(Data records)
################

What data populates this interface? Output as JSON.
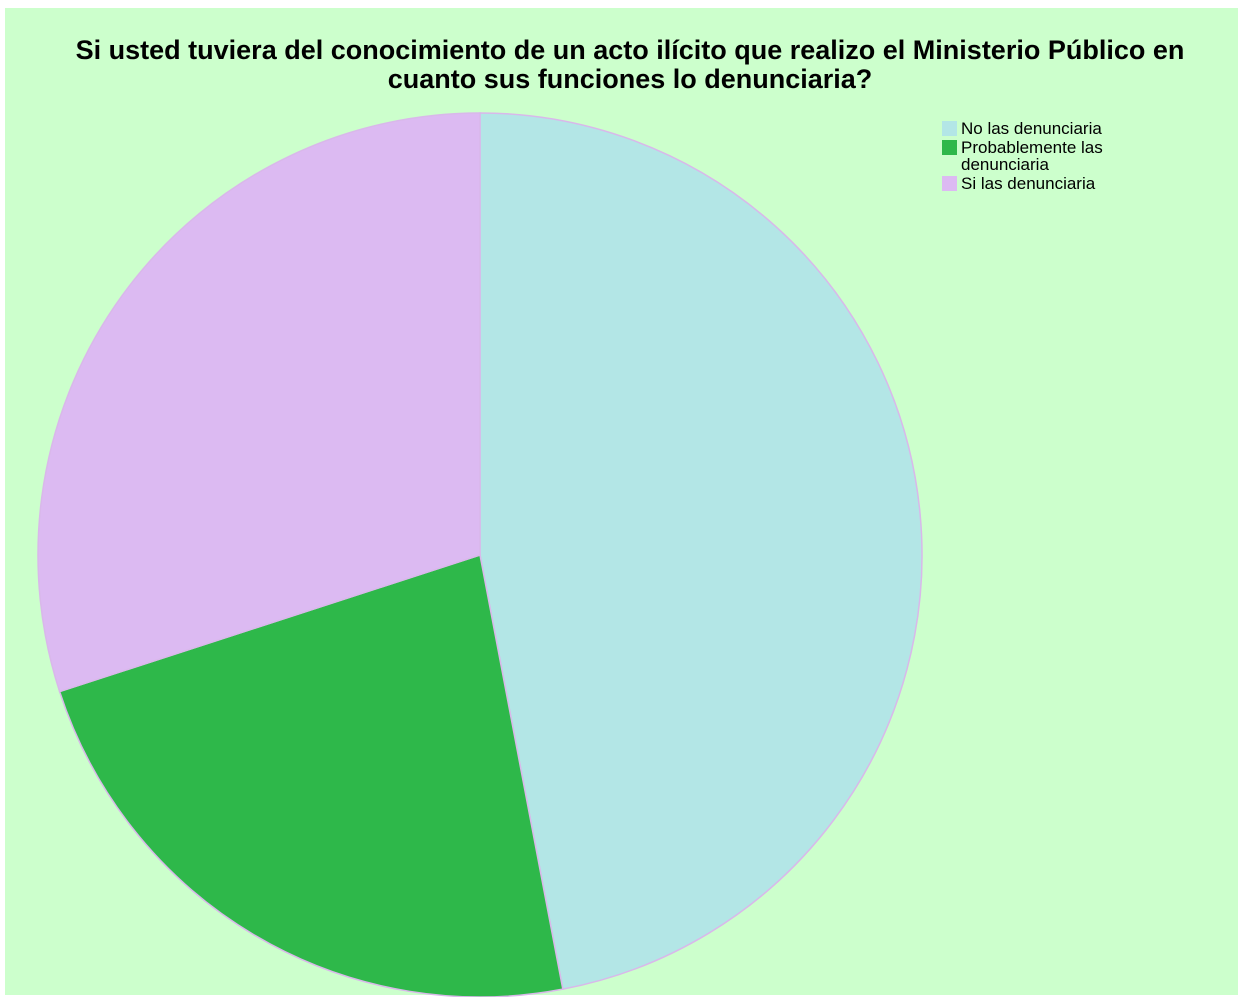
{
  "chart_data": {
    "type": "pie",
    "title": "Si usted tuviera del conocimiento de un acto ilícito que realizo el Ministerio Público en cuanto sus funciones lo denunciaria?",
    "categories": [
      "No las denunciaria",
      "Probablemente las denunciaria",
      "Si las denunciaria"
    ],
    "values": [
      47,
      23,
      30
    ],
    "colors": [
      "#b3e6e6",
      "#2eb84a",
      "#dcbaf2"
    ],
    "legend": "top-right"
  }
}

################

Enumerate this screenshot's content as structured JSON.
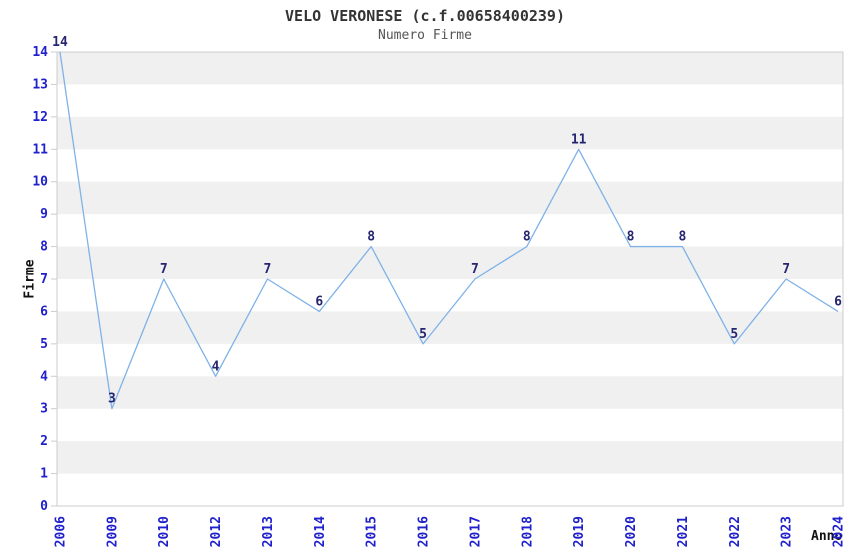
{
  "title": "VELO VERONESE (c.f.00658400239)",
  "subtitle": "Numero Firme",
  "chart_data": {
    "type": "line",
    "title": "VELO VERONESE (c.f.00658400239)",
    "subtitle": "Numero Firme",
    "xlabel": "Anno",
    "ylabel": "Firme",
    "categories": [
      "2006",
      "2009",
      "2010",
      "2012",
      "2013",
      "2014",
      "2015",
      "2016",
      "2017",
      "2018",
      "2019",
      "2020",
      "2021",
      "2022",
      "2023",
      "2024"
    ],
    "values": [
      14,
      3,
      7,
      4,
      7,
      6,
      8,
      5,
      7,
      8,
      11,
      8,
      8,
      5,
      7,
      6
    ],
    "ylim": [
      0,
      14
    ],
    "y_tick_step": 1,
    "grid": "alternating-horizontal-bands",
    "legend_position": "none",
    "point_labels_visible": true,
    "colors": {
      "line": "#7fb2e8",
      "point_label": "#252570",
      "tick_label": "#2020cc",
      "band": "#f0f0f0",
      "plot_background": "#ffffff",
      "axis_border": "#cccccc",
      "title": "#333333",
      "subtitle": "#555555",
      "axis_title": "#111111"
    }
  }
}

################

Instruction: Show every line that contains the word "Firme".

The response:
  "subtitle": "Numero Firme",
    "subtitle": "Numero Firme",
    "ylabel": "Firme",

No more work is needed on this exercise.